→ WHAT IS REQUIRED: From the entries below, work out the number of lines that hold the word "type", and give that number alone.

Stored items:
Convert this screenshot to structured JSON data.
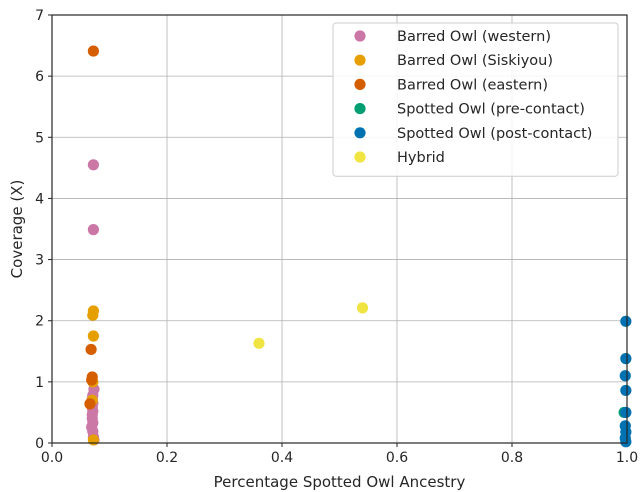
{
  "chart_data": {
    "type": "scatter",
    "xlabel": "Percentage Spotted Owl Ancestry",
    "ylabel": "Coverage (X)",
    "xlim": [
      0.0,
      1.0
    ],
    "ylim": [
      0,
      7
    ],
    "x_ticks": [
      "0.0",
      "0.2",
      "0.4",
      "0.6",
      "0.8",
      "1.0"
    ],
    "y_ticks": [
      "0",
      "1",
      "2",
      "3",
      "4",
      "5",
      "6",
      "7"
    ],
    "grid": true,
    "legend_position": "top-right",
    "series": [
      {
        "name": "Barred Owl (western)",
        "color": "#cc78a7",
        "points": [
          {
            "x": 0.072,
            "y": 4.55
          },
          {
            "x": 0.072,
            "y": 3.49
          },
          {
            "x": 0.073,
            "y": 0.88
          },
          {
            "x": 0.071,
            "y": 0.78
          },
          {
            "x": 0.07,
            "y": 0.72
          },
          {
            "x": 0.071,
            "y": 0.65
          },
          {
            "x": 0.07,
            "y": 0.58
          },
          {
            "x": 0.071,
            "y": 0.52
          },
          {
            "x": 0.07,
            "y": 0.46
          },
          {
            "x": 0.07,
            "y": 0.4
          },
          {
            "x": 0.071,
            "y": 0.33
          },
          {
            "x": 0.069,
            "y": 0.26
          },
          {
            "x": 0.071,
            "y": 0.19
          },
          {
            "x": 0.072,
            "y": 0.1
          },
          {
            "x": 0.073,
            "y": 0.05
          }
        ]
      },
      {
        "name": "Barred Owl (Siskiyou)",
        "color": "#e69f00",
        "points": [
          {
            "x": 0.072,
            "y": 2.16
          },
          {
            "x": 0.071,
            "y": 2.09
          },
          {
            "x": 0.072,
            "y": 1.75
          },
          {
            "x": 0.071,
            "y": 1.0
          },
          {
            "x": 0.07,
            "y": 0.7
          },
          {
            "x": 0.072,
            "y": 0.05
          }
        ]
      },
      {
        "name": "Barred Owl (eastern)",
        "color": "#d55e00",
        "points": [
          {
            "x": 0.072,
            "y": 6.41
          },
          {
            "x": 0.068,
            "y": 1.53
          },
          {
            "x": 0.07,
            "y": 1.08
          },
          {
            "x": 0.069,
            "y": 1.03
          },
          {
            "x": 0.066,
            "y": 0.64
          }
        ]
      },
      {
        "name": "Spotted Owl (pre-contact)",
        "color": "#009e73",
        "points": [
          {
            "x": 0.995,
            "y": 0.5
          }
        ]
      },
      {
        "name": "Spotted Owl (post-contact)",
        "color": "#0072b2",
        "points": [
          {
            "x": 0.998,
            "y": 1.99
          },
          {
            "x": 0.998,
            "y": 1.38
          },
          {
            "x": 0.997,
            "y": 1.1
          },
          {
            "x": 0.998,
            "y": 0.86
          },
          {
            "x": 0.998,
            "y": 0.5
          },
          {
            "x": 0.997,
            "y": 0.28
          },
          {
            "x": 0.998,
            "y": 0.18
          },
          {
            "x": 0.997,
            "y": 0.08
          },
          {
            "x": 0.998,
            "y": 0.02
          }
        ]
      },
      {
        "name": "Hybrid",
        "color": "#f0e442",
        "points": [
          {
            "x": 0.36,
            "y": 1.63
          },
          {
            "x": 0.54,
            "y": 2.21
          }
        ]
      }
    ]
  }
}
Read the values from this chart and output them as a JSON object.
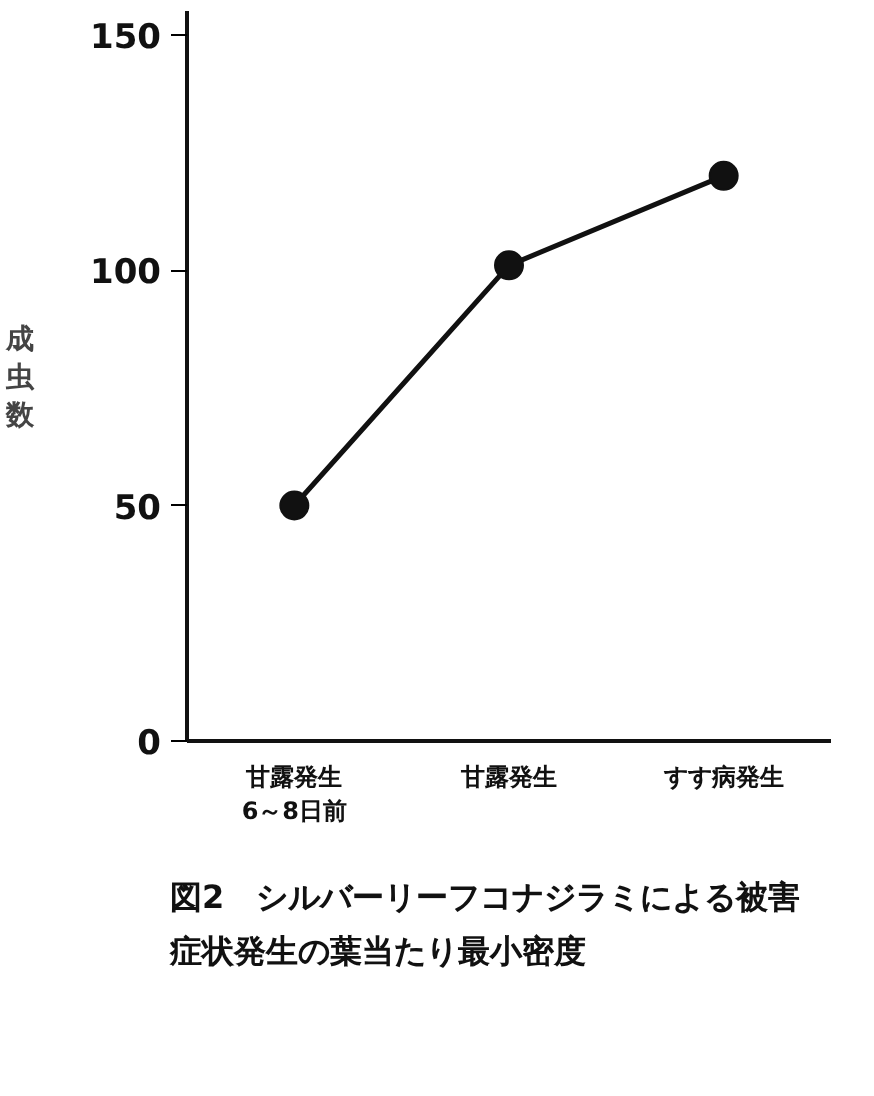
{
  "chart_data": {
    "type": "line",
    "ylabel": "成虫数",
    "categories": [
      "甘露発生\n6～8日前",
      "甘露発生",
      "すす病発生"
    ],
    "series": [
      {
        "color": "#111111",
        "values": [
          50,
          101,
          120
        ]
      }
    ],
    "marker": "circle",
    "line_style": "solid",
    "ylim": [
      0,
      155
    ],
    "yticks": [
      0,
      50,
      100,
      150
    ],
    "grid": false,
    "annotations": [
      "図2　シルバーリーフコナジラミによる被害症状発生の葉当たり最小密度"
    ]
  }
}
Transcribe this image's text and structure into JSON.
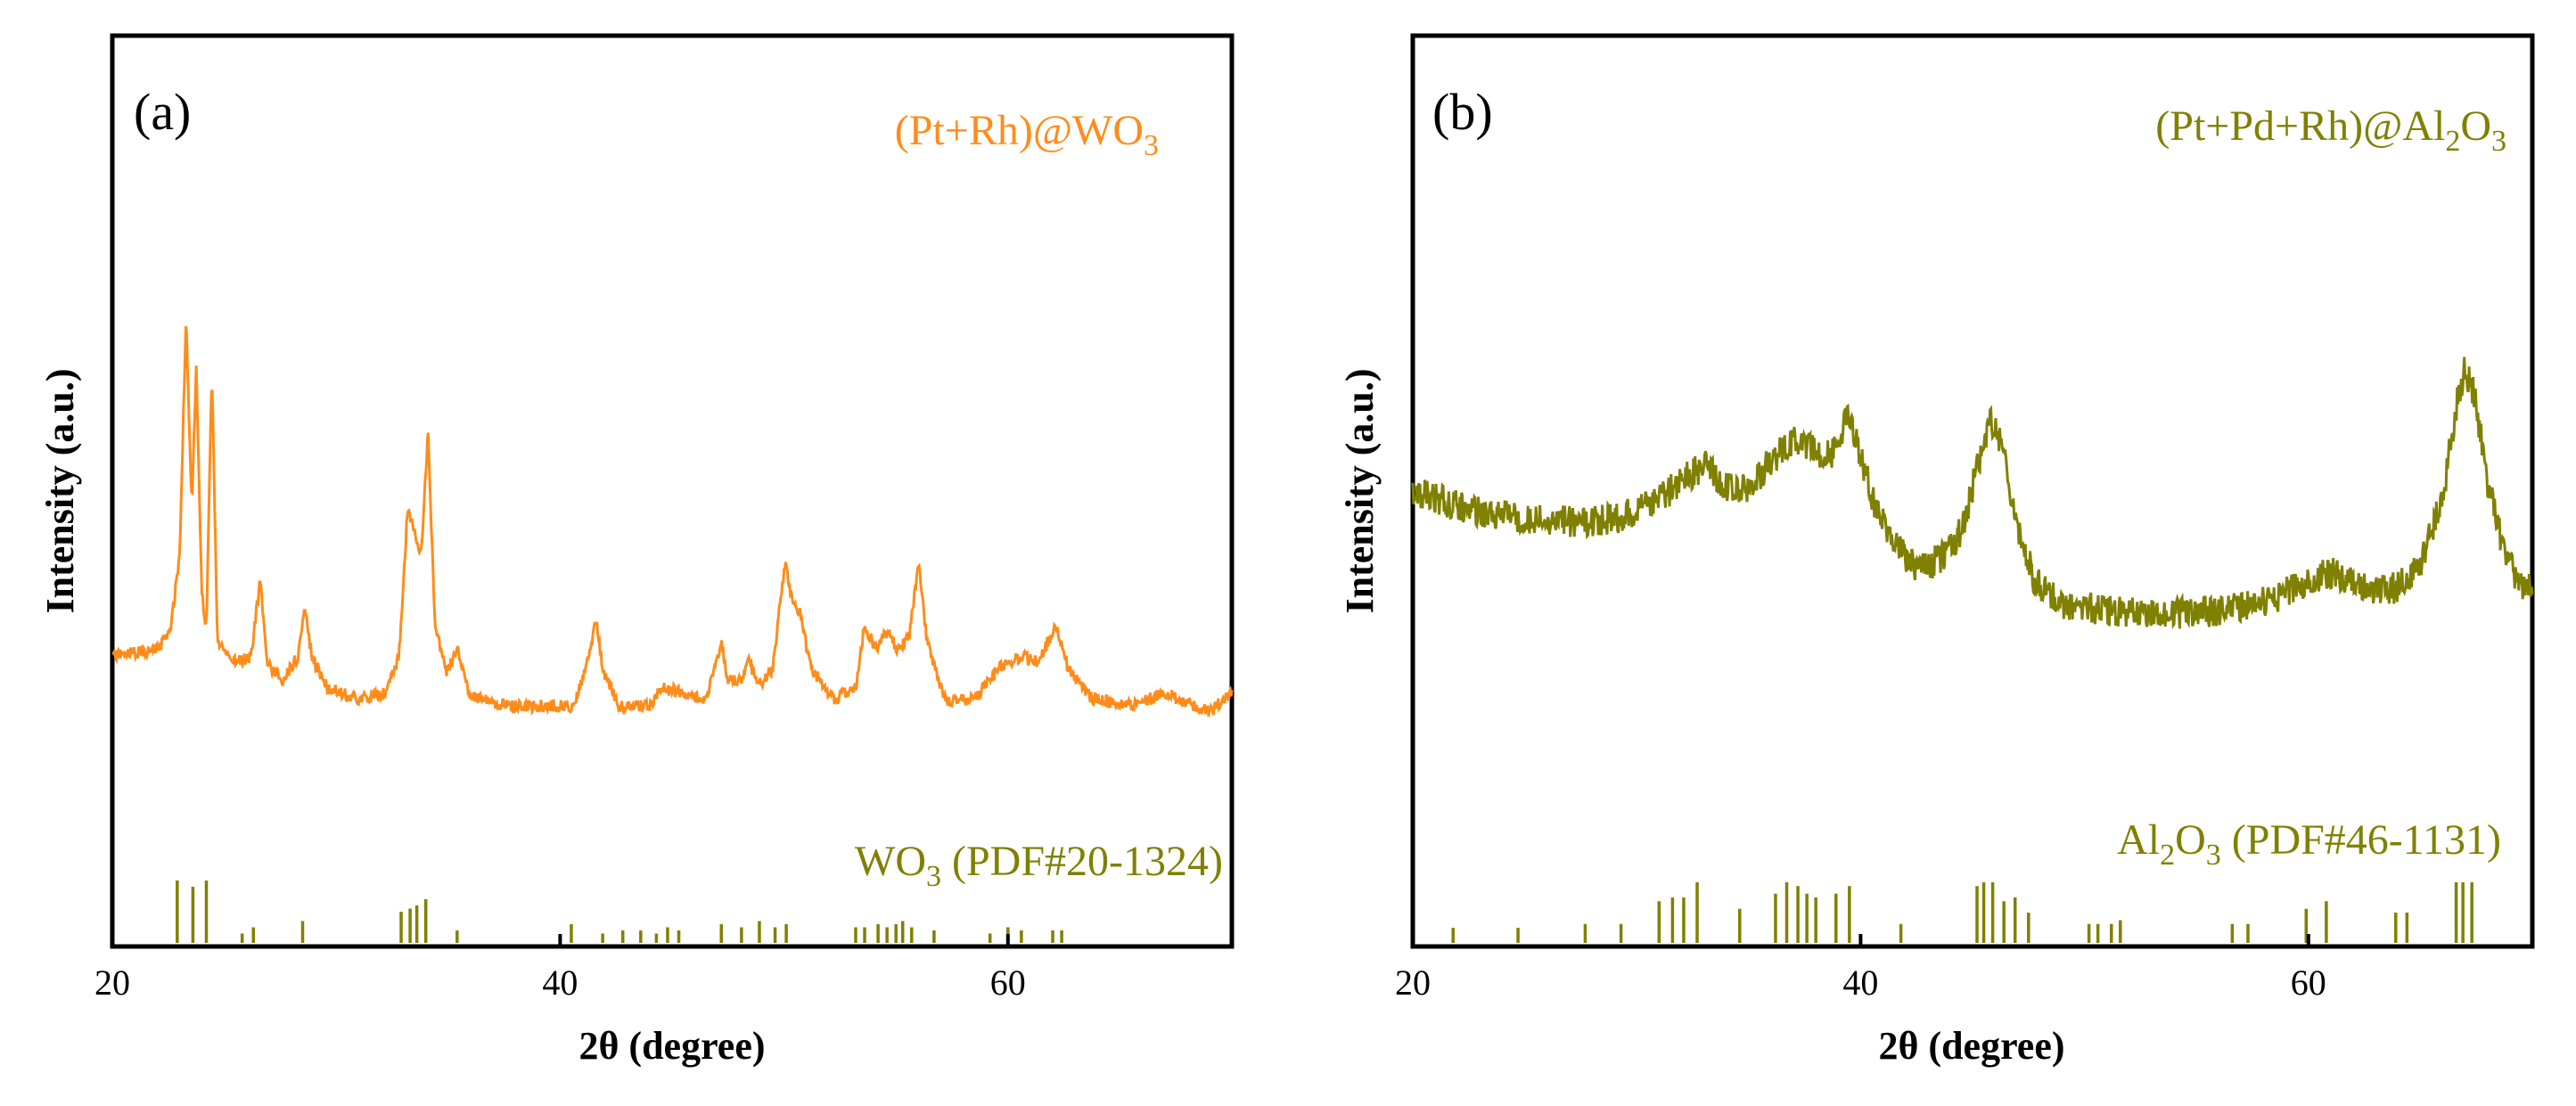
{
  "chart_data": [
    {
      "type": "line",
      "panel": "(a)",
      "series_label": "(Pt+Rh)@WO",
      "series_label_sub": "3",
      "series_color": "#ff8c1a",
      "ref_label": "WO",
      "ref_label_sub": "3",
      "ref_label_rest": " (PDF#20-1324)",
      "ref_color": "#808000",
      "xlabel": "2θ (degree)",
      "ylabel": "Intensity (a.u.)",
      "xlim": [
        20,
        70
      ],
      "ylim": [
        0,
        100
      ],
      "xticks": [
        20,
        40,
        60
      ],
      "xtick_labels": [
        "20",
        "40",
        "60"
      ],
      "baseline": [
        [
          20,
          32
        ],
        [
          22,
          33
        ],
        [
          22.6,
          36
        ],
        [
          23.0,
          48
        ],
        [
          23.3,
          86
        ],
        [
          23.55,
          56
        ],
        [
          23.75,
          78
        ],
        [
          24.0,
          42
        ],
        [
          24.2,
          36
        ],
        [
          24.45,
          78
        ],
        [
          24.7,
          34
        ],
        [
          25.5,
          31
        ],
        [
          26.2,
          32
        ],
        [
          26.6,
          44
        ],
        [
          26.9,
          31
        ],
        [
          27.6,
          28
        ],
        [
          28.3,
          32
        ],
        [
          28.6,
          40
        ],
        [
          28.9,
          32
        ],
        [
          29.6,
          27
        ],
        [
          31,
          25
        ],
        [
          32.2,
          26
        ],
        [
          32.8,
          32
        ],
        [
          33.2,
          56
        ],
        [
          33.5,
          52
        ],
        [
          33.8,
          48
        ],
        [
          34.1,
          68
        ],
        [
          34.4,
          38
        ],
        [
          34.9,
          29
        ],
        [
          35.4,
          33
        ],
        [
          35.9,
          26
        ],
        [
          37.5,
          24
        ],
        [
          39.5,
          24
        ],
        [
          40.6,
          24
        ],
        [
          41.3,
          32
        ],
        [
          41.6,
          38
        ],
        [
          41.9,
          30
        ],
        [
          42.6,
          24
        ],
        [
          44,
          24
        ],
        [
          44.5,
          27
        ],
        [
          45.5,
          26
        ],
        [
          46.5,
          25
        ],
        [
          47.2,
          34
        ],
        [
          47.5,
          28
        ],
        [
          48.1,
          28
        ],
        [
          48.4,
          32
        ],
        [
          48.8,
          27
        ],
        [
          49.5,
          30
        ],
        [
          49.8,
          40
        ],
        [
          50.05,
          47
        ],
        [
          50.35,
          41
        ],
        [
          50.7,
          39
        ],
        [
          51.2,
          30
        ],
        [
          52.2,
          25
        ],
        [
          53.2,
          27
        ],
        [
          53.6,
          37
        ],
        [
          54.1,
          33
        ],
        [
          54.6,
          36
        ],
        [
          55.1,
          33
        ],
        [
          55.6,
          35
        ],
        [
          56.0,
          47
        ],
        [
          56.4,
          34
        ],
        [
          57.2,
          25
        ],
        [
          58.5,
          25
        ],
        [
          59.6,
          30
        ],
        [
          60.6,
          32
        ],
        [
          61.4,
          31
        ],
        [
          62.1,
          37
        ],
        [
          62.7,
          30
        ],
        [
          63.8,
          25
        ],
        [
          65.5,
          24
        ],
        [
          67,
          26
        ],
        [
          67.7,
          25
        ],
        [
          69,
          23
        ],
        [
          70,
          26
        ]
      ],
      "references": [
        [
          22.9,
          10
        ],
        [
          23.6,
          9
        ],
        [
          24.2,
          10
        ],
        [
          25.8,
          1.5
        ],
        [
          26.3,
          2.5
        ],
        [
          28.5,
          3.5
        ],
        [
          32.9,
          5
        ],
        [
          33.3,
          5.5
        ],
        [
          33.6,
          6
        ],
        [
          34,
          7
        ],
        [
          35.4,
          2
        ],
        [
          40.5,
          3
        ],
        [
          41.9,
          1.5
        ],
        [
          42.8,
          2
        ],
        [
          43.6,
          2
        ],
        [
          44.3,
          1.5
        ],
        [
          44.8,
          2.5
        ],
        [
          45.3,
          2
        ],
        [
          47.2,
          3
        ],
        [
          48.1,
          2.5
        ],
        [
          48.9,
          3.5
        ],
        [
          49.6,
          2.5
        ],
        [
          50.1,
          3
        ],
        [
          53.2,
          2.5
        ],
        [
          53.6,
          2.5
        ],
        [
          54.2,
          3
        ],
        [
          54.6,
          2.5
        ],
        [
          55,
          3
        ],
        [
          55.3,
          3.5
        ],
        [
          55.7,
          2.5
        ],
        [
          56.7,
          2
        ],
        [
          59.2,
          1.5
        ],
        [
          60,
          2.5
        ],
        [
          60.6,
          2
        ],
        [
          62,
          2
        ],
        [
          62.4,
          2
        ]
      ]
    },
    {
      "type": "line",
      "panel": "(b)",
      "series_label": "(Pt+Pd+Rh)@Al",
      "series_label_sub": "2",
      "series_label_mid": "O",
      "series_label_sub2": "3",
      "series_color": "#808000",
      "ref_label": "Al",
      "ref_label_sub": "2",
      "ref_label_mid": "O",
      "ref_label_sub2": "3",
      "ref_label_rest": " (PDF#46-1131)",
      "ref_color": "#808000",
      "xlabel": "2θ (degree)",
      "ylabel": "Intensity (a.u.)",
      "xlim": [
        20,
        70
      ],
      "ylim": [
        0,
        100
      ],
      "xticks": [
        20,
        40,
        60
      ],
      "xtick_labels": [
        "20",
        "40",
        "60"
      ],
      "baseline": [
        [
          20,
          56
        ],
        [
          22,
          53
        ],
        [
          24,
          51
        ],
        [
          26,
          50
        ],
        [
          28,
          50
        ],
        [
          29.5,
          51
        ],
        [
          31,
          54
        ],
        [
          32,
          58
        ],
        [
          33,
          61
        ],
        [
          34,
          57
        ],
        [
          35,
          56
        ],
        [
          36,
          62
        ],
        [
          37,
          66
        ],
        [
          38,
          64
        ],
        [
          38.7,
          63
        ],
        [
          39.4,
          70
        ],
        [
          39.8,
          66
        ],
        [
          40.5,
          55
        ],
        [
          41.5,
          45
        ],
        [
          42.5,
          41
        ],
        [
          43.5,
          42
        ],
        [
          44.5,
          48
        ],
        [
          45.3,
          62
        ],
        [
          45.8,
          70
        ],
        [
          46.3,
          65
        ],
        [
          46.9,
          50
        ],
        [
          47.8,
          38
        ],
        [
          49,
          34
        ],
        [
          50,
          33
        ],
        [
          52,
          32
        ],
        [
          54,
          32
        ],
        [
          56,
          32
        ],
        [
          58,
          34
        ],
        [
          60,
          38
        ],
        [
          61,
          40
        ],
        [
          62,
          38
        ],
        [
          63,
          36
        ],
        [
          64,
          37
        ],
        [
          65,
          42
        ],
        [
          66,
          55
        ],
        [
          66.7,
          75
        ],
        [
          67.0,
          80
        ],
        [
          67.4,
          75
        ],
        [
          68,
          58
        ],
        [
          68.7,
          45
        ],
        [
          69.3,
          39
        ],
        [
          70,
          36
        ]
      ],
      "noise": [
        4,
        4,
        4,
        4,
        4,
        4,
        4,
        4,
        4,
        3,
        3,
        3,
        3,
        3,
        3,
        3,
        3,
        3,
        3,
        3,
        3,
        3,
        3,
        3,
        3,
        3,
        3,
        3,
        3,
        3,
        3,
        3,
        3,
        3,
        3,
        3,
        3,
        3,
        3,
        3,
        3,
        3,
        3,
        3,
        3,
        3,
        3
      ],
      "references": [
        [
          21.8,
          2
        ],
        [
          24.7,
          2
        ],
        [
          27.7,
          2.5
        ],
        [
          29.3,
          2.5
        ],
        [
          31,
          5.5
        ],
        [
          31.6,
          6
        ],
        [
          32.1,
          6
        ],
        [
          32.7,
          8
        ],
        [
          34.6,
          4.5
        ],
        [
          36.2,
          6.5
        ],
        [
          36.7,
          8
        ],
        [
          37.2,
          7.5
        ],
        [
          37.6,
          6.5
        ],
        [
          38,
          6
        ],
        [
          38.9,
          6.5
        ],
        [
          39.5,
          7.5
        ],
        [
          41.8,
          2.5
        ],
        [
          45.2,
          7.5
        ],
        [
          45.5,
          8
        ],
        [
          45.9,
          8
        ],
        [
          46.4,
          5.5
        ],
        [
          46.9,
          6
        ],
        [
          47.5,
          4
        ],
        [
          50.2,
          2.5
        ],
        [
          50.6,
          2.5
        ],
        [
          51.2,
          2.5
        ],
        [
          51.6,
          3
        ],
        [
          56.6,
          2.5
        ],
        [
          57.3,
          2.5
        ],
        [
          59.9,
          4.5
        ],
        [
          60.8,
          5.5
        ],
        [
          63.9,
          4
        ],
        [
          64.4,
          4
        ],
        [
          66.6,
          8
        ],
        [
          66.9,
          8
        ],
        [
          67.3,
          8
        ]
      ]
    }
  ]
}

→ REPLY TO THE EXERCISE: 4